_Listed records_
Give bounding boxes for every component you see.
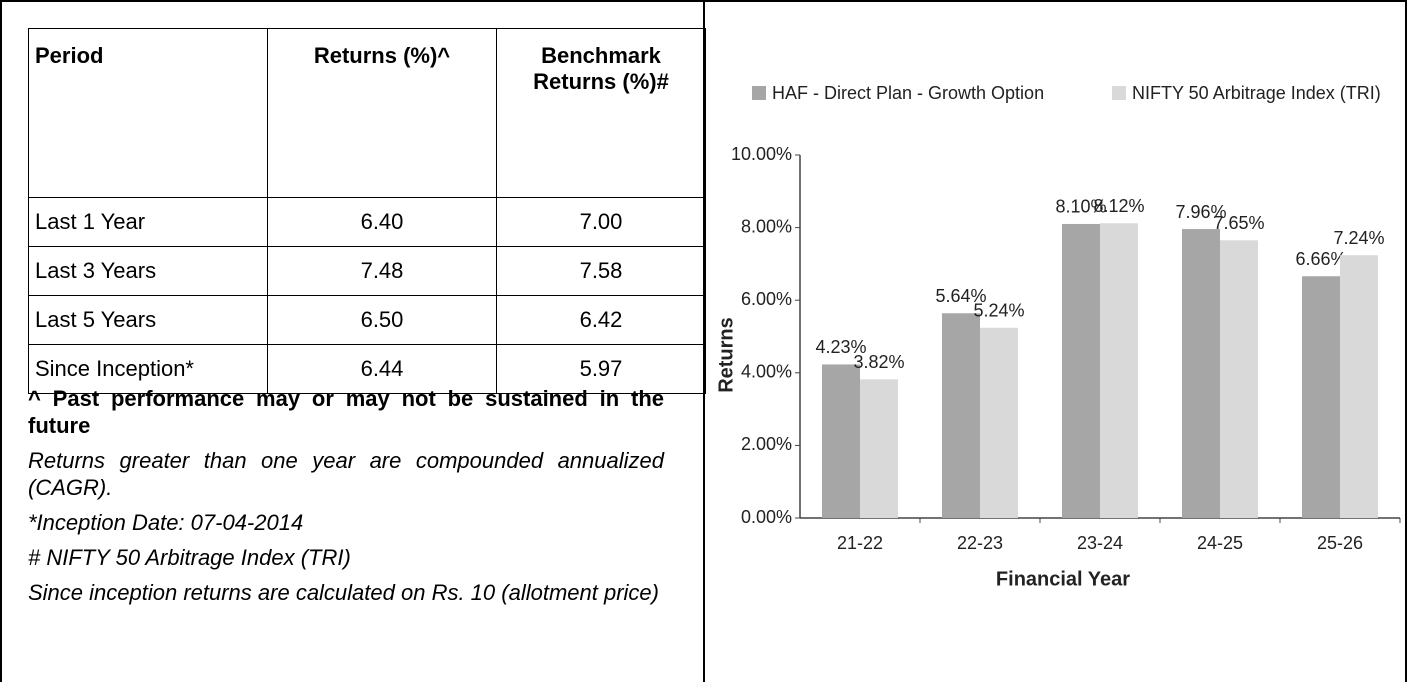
table-cell: 6.40 <box>267 197 497 247</box>
notes: ^ Past performance may or may not be sus… <box>28 385 664 614</box>
bar <box>1340 255 1378 519</box>
table-cell: Since Inception* <box>28 344 268 394</box>
y-tick-label: 8.00% <box>741 216 792 236</box>
returns-table: Period Returns (%)^ Benchmark Returns (%… <box>28 28 706 394</box>
bar <box>822 364 860 518</box>
table-cell: 6.42 <box>496 295 706 345</box>
note: # NIFTY 50 Arbitrage Index (TRI) <box>28 545 351 570</box>
bar <box>942 313 980 518</box>
y-tick-label: 2.00% <box>741 434 792 454</box>
table-cell: Last 1 Year <box>28 197 268 247</box>
table-cell: 7.58 <box>496 246 706 296</box>
value-label: 3.82% <box>853 352 904 372</box>
x-axis-label: Financial Year <box>996 568 1130 590</box>
y-tick-label: 6.00% <box>741 289 792 309</box>
bar <box>980 327 1018 518</box>
bar <box>1302 276 1340 518</box>
bar <box>1220 240 1258 518</box>
header-cell: Period <box>28 28 268 198</box>
table-cell: 6.44 <box>267 344 497 394</box>
table-row: Last 5 Years 6.50 6.42 <box>28 295 706 345</box>
value-label: 7.24% <box>1333 228 1384 248</box>
table-row: Last 3 Years 7.48 7.58 <box>28 246 706 296</box>
table-cell: 7.48 <box>267 246 497 296</box>
table-cell: Last 3 Years <box>28 246 268 296</box>
note: Since inception returns are calculated o… <box>28 580 659 605</box>
table-cell: 6.50 <box>267 295 497 345</box>
value-label: 8.10% <box>1055 197 1106 217</box>
value-label: 7.65% <box>1213 213 1264 233</box>
value-label: 8.12% <box>1093 196 1144 216</box>
table-body: Last 1 Year 6.40 7.00 Last 3 Years 7.48 7.58 L… <box>28 197 706 394</box>
value-label: 5.24% <box>973 301 1024 321</box>
bar <box>1182 229 1220 518</box>
legend-swatch <box>752 86 766 100</box>
x-tick-label: 22-23 <box>957 533 1003 553</box>
x-tick-label: 23-24 <box>1077 533 1123 553</box>
y-tick-label: 4.00% <box>741 362 792 382</box>
value-label: 7.96% <box>1175 202 1226 222</box>
x-tick-label: 25-26 <box>1317 533 1363 553</box>
legend-label: NIFTY 50 Arbitrage Index (TRI) <box>1132 83 1381 103</box>
table-row: Since Inception* 6.44 5.97 <box>28 344 706 394</box>
value-label: 4.23% <box>815 337 866 357</box>
x-tick-label: 24-25 <box>1197 533 1243 553</box>
legend-label: HAF - Direct Plan - Growth Option <box>772 83 1044 103</box>
note-bold: ^ Past performance may or may not be sus… <box>28 386 664 438</box>
note: *Inception Date: 07-04-2014 <box>28 510 304 535</box>
y-tick-label: 0.00% <box>741 507 792 527</box>
table-cell: Last 5 Years <box>28 295 268 345</box>
bar <box>1062 223 1100 518</box>
header-row: Period Returns (%)^ Benchmark Returns (%… <box>28 28 706 198</box>
note: Returns greater than one year are compou… <box>28 448 664 500</box>
y-axis-label: Returns <box>715 317 737 393</box>
value-label: 6.66% <box>1295 249 1346 269</box>
bar <box>1100 223 1138 518</box>
bar <box>860 379 898 518</box>
x-tick-label: 21-22 <box>837 533 883 553</box>
legend-swatch <box>1112 86 1126 100</box>
table-cell: 7.00 <box>496 197 706 247</box>
value-label: 5.64% <box>935 286 986 306</box>
header-cell: Benchmark Returns (%)# <box>496 28 706 198</box>
y-tick-label: 10.00% <box>731 144 792 164</box>
table-row: Last 1 Year 6.40 7.00 <box>28 197 706 247</box>
header-cell: Returns (%)^ <box>267 28 497 198</box>
table-cell: 5.97 <box>496 344 706 394</box>
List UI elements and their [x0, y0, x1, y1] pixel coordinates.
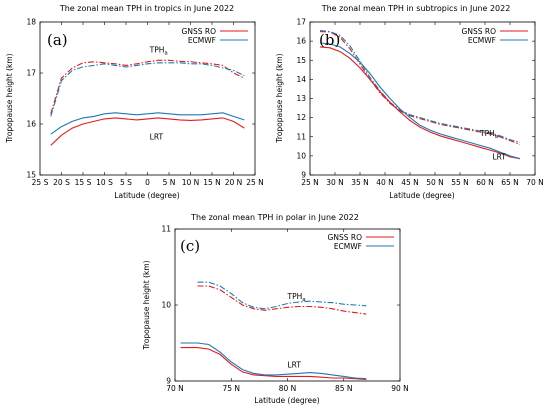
x-tick-label: 15 N: [203, 178, 221, 187]
series-line-ecmwf-tpha: [197, 281, 367, 310]
panel-a-xlabel: Latitude (degree): [114, 191, 179, 200]
y-tick-label: 10: [161, 301, 171, 310]
panel-a-legend: GNSS RO ECMWF: [182, 27, 248, 45]
y-tick-label: 9: [166, 377, 171, 386]
y-tick-label: 18: [26, 18, 36, 27]
x-tick-label: 40 N: [376, 178, 394, 187]
panel-c-frame: [174, 228, 401, 382]
panel-c: The zonal mean TPH in polar in June 2022…: [142, 213, 409, 405]
x-tick-label: 15 S: [75, 178, 92, 187]
x-tick-label: 65 N: [501, 178, 519, 187]
annotation-lrt: LRT: [493, 153, 507, 162]
panel-c-title: The zonal mean TPH in polar in June 2022: [190, 213, 359, 222]
x-tick-label: 5 S: [120, 178, 132, 187]
x-tick-label: 5 N: [163, 178, 176, 187]
x-tick-label: 55 N: [451, 178, 469, 187]
x-tick-label: 50 N: [426, 178, 444, 187]
y-tick-label: 11: [296, 132, 306, 141]
series-line-gnss-tpha: [50, 59, 245, 114]
panel-a-title: The zonal mean TPH in tropics in June 20…: [59, 4, 234, 13]
panel-a-frame: [39, 21, 256, 176]
series-line-ecmwf-tpha: [319, 30, 521, 144]
y-tick-label: 14: [296, 75, 306, 84]
legend-entry-gnss: GNSS RO: [328, 233, 363, 242]
panel-a: The zonal mean TPH in tropics in June 20…: [5, 4, 264, 200]
x-tick-label: 25 S: [32, 178, 49, 187]
x-tick-label: 60 N: [476, 178, 494, 187]
panel-b-legend: GNSS RO ECMWF: [462, 27, 528, 45]
x-tick-label: 70 N: [526, 178, 544, 187]
x-tick-label: 35 N: [351, 178, 369, 187]
panel-c-legend: GNSS RO ECMWF: [328, 233, 394, 251]
y-tick-label: 9: [301, 171, 306, 180]
x-tick-label: 90 N: [391, 384, 409, 393]
series-line-ecmwf-lrt: [319, 42, 521, 160]
legend-entry-gnss: GNSS RO: [462, 27, 497, 36]
x-tick-label: 45 N: [401, 178, 419, 187]
y-tick-label: 12: [296, 113, 306, 122]
series-line-gnss-lrt: [180, 347, 367, 381]
x-tick-label: 80 N: [279, 384, 297, 393]
x-tick-label: 20 S: [53, 178, 70, 187]
x-tick-label: 10 S: [96, 178, 113, 187]
series-line-gnss-lrt: [50, 117, 245, 146]
panel-c-ylabel: Tropopause height (km): [142, 260, 151, 350]
panel-a-ylabel: Tropopause height (km): [5, 53, 14, 143]
legend-entry-ecmwf: ECMWF: [334, 242, 362, 251]
x-tick-label: 70 N: [166, 384, 184, 393]
series-line-ecmwf-lrt: [50, 112, 245, 135]
annotation-tpha: TPHa: [479, 129, 498, 140]
x-tick-label: 25 N: [246, 178, 264, 187]
series-line-gnss-lrt: [319, 46, 521, 160]
x-tick-label: 85 N: [335, 384, 353, 393]
panel-b: The zonal mean TPH in subtropics in June…: [275, 4, 544, 200]
x-tick-label: 75 N: [222, 384, 240, 393]
panel-c-label: (c): [180, 237, 200, 255]
y-tick-label: 16: [296, 37, 306, 46]
series-line-ecmwf-tpha: [50, 62, 245, 117]
panel-b-title: The zonal mean TPH in subtropics in June…: [321, 4, 511, 13]
annotation-lrt: LRT: [150, 132, 164, 141]
series-line-ecmwf-lrt: [180, 342, 367, 380]
annotation-lrt: LRT: [288, 360, 302, 369]
legend-entry-ecmwf: ECMWF: [188, 36, 216, 45]
annotation-tpha: TPHa: [149, 46, 168, 57]
y-tick-label: 16: [26, 120, 36, 129]
y-tick-label: 15: [296, 56, 306, 65]
y-tick-label: 17: [296, 18, 306, 27]
x-tick-label: 0: [145, 178, 150, 187]
series-line-gnss-tpha: [319, 31, 521, 145]
panel-b-label: (b): [319, 31, 340, 49]
x-tick-label: 20 N: [225, 178, 243, 187]
y-tick-label: 13: [296, 94, 306, 103]
x-tick-label: 30 N: [326, 178, 344, 187]
y-tick-label: 11: [161, 225, 171, 234]
series-line-gnss-tpha: [197, 285, 367, 315]
y-tick-label: 10: [296, 151, 306, 160]
annotation-tpha: TPHa: [287, 292, 306, 303]
panel-a-label: (a): [47, 31, 68, 49]
panel-c-xlabel: Latitude (degree): [254, 396, 319, 405]
legend-entry-ecmwf: ECMWF: [468, 36, 496, 45]
legend-entry-gnss: GNSS RO: [182, 27, 217, 36]
x-tick-label: 10 N: [182, 178, 200, 187]
y-tick-label: 15: [26, 171, 36, 180]
panel-b-ylabel: Tropopause height (km): [275, 53, 284, 143]
panel-b-xlabel: Latitude (degree): [389, 191, 454, 200]
x-tick-label: 25 N: [301, 178, 319, 187]
y-tick-label: 17: [26, 69, 36, 78]
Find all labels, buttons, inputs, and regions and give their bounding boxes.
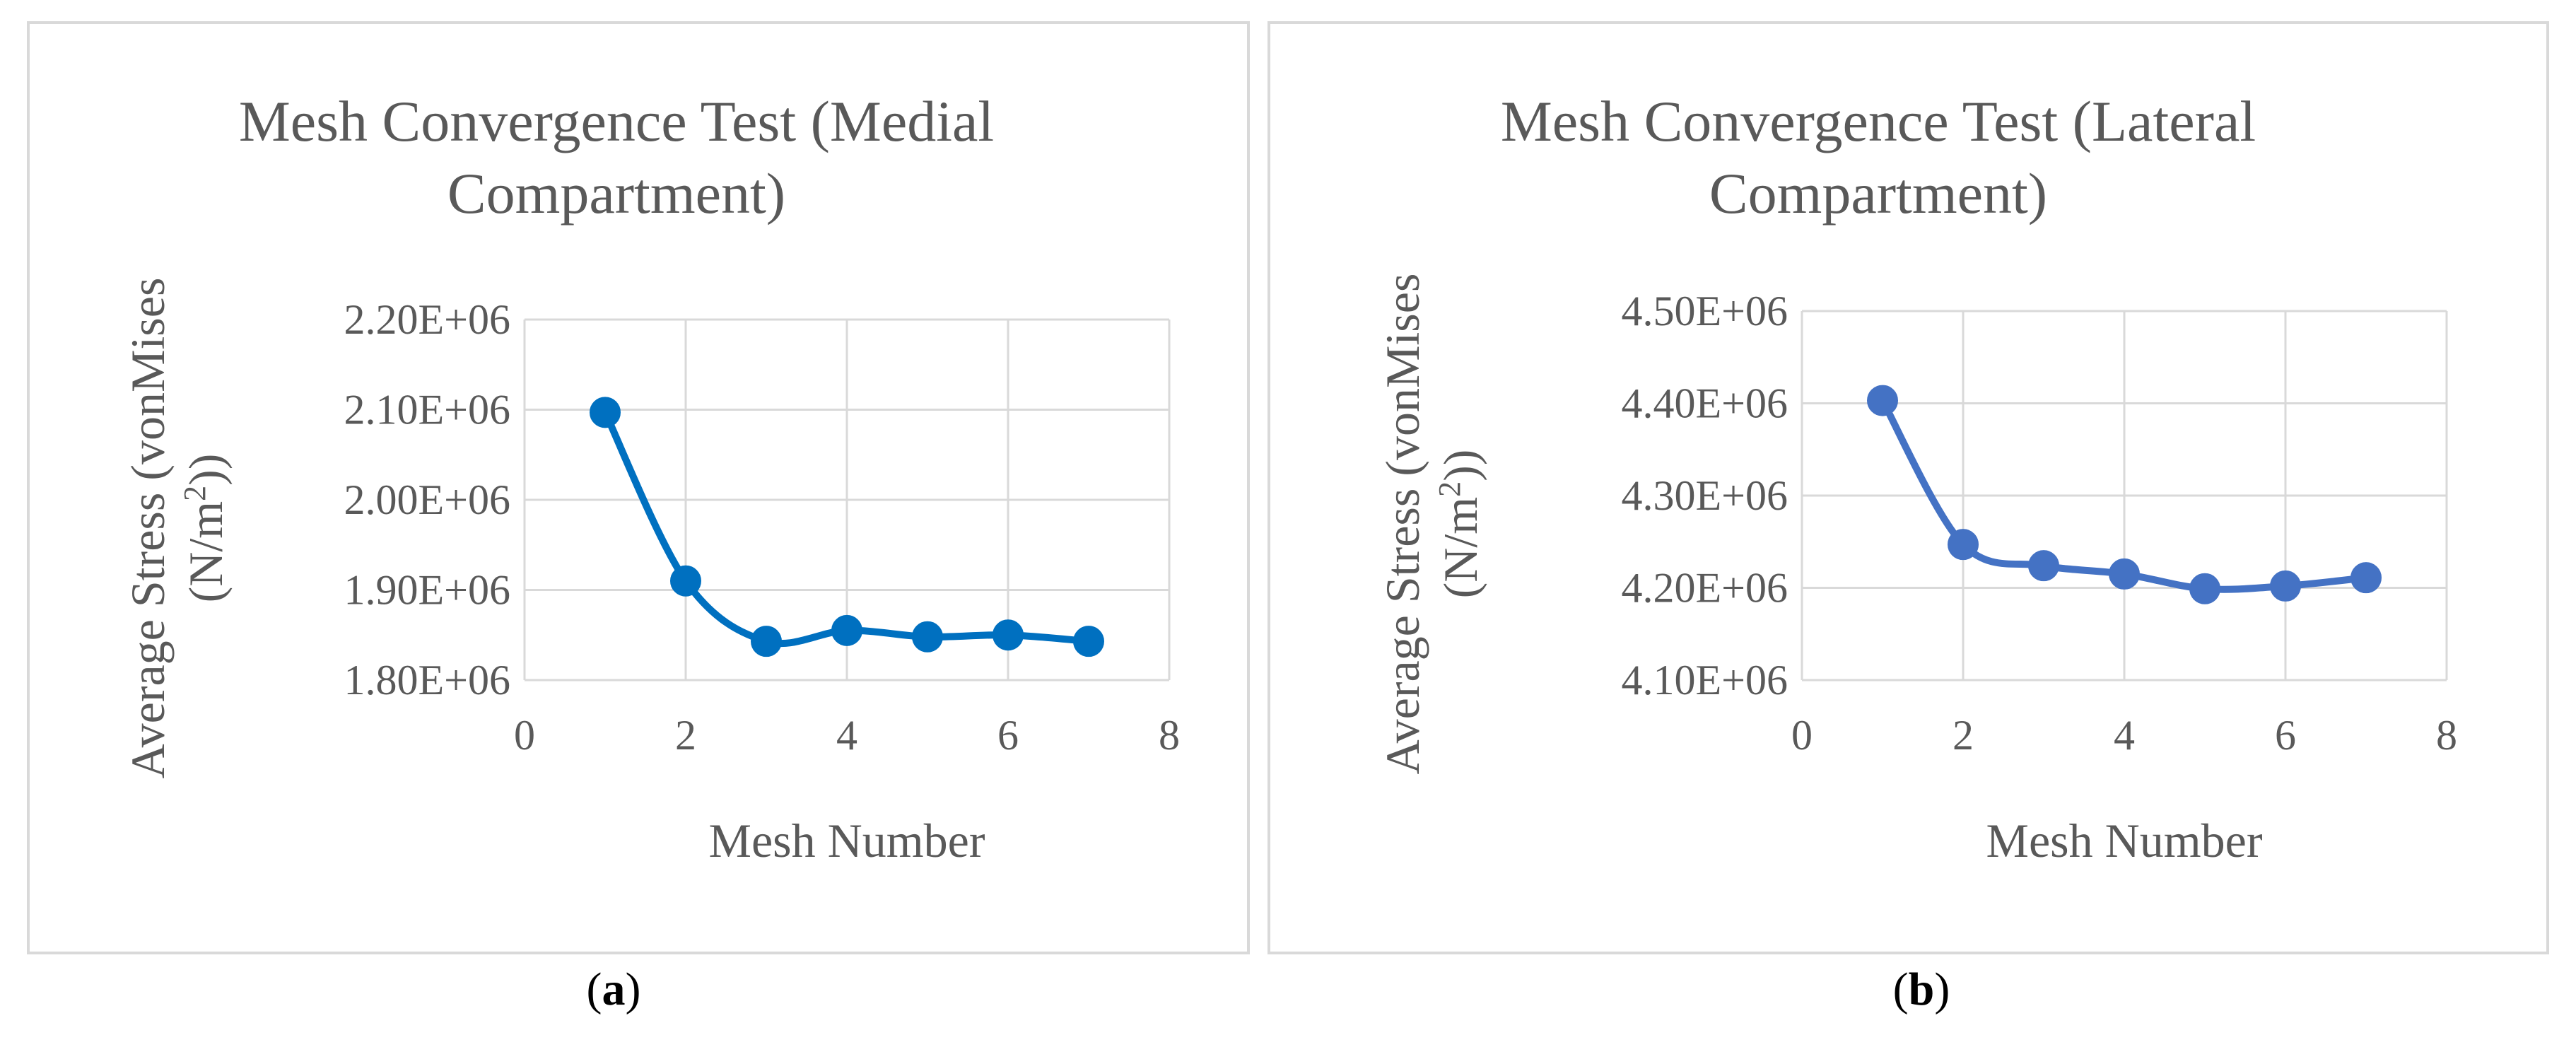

_Exercise instructions_
Please copy out again, with no changes, the records from the line that contains "x-tick-label: 15 N: [203, 178, 221, 187]" up to and including the line that contains "annotation-lrt: LRT: [493, 153, 507, 162]".

_Answer below_
x-tick-label: 15 N: [203, 178, 221, 187]
series-line-ecmwf-tpha: [197, 281, 367, 310]
panel-a-xlabel: Latitude (degree): [114, 191, 179, 200]
y-tick-label: 10: [161, 301, 171, 310]
panel-a-legend: GNSS RO ECMWF: [182, 27, 248, 45]
y-tick-label: 9: [166, 377, 171, 386]
y-tick-label: 18: [26, 18, 36, 27]
x-tick-label: 40 N: [376, 178, 394, 187]
panel-c-frame: [174, 228, 401, 382]
panel-c: The zonal mean TPH in polar in June 2022…: [142, 213, 409, 405]
x-tick-label: 15 S: [75, 178, 92, 187]
x-tick-label: 65 N: [501, 178, 519, 187]
annotation-lrt: LRT: [493, 153, 507, 162]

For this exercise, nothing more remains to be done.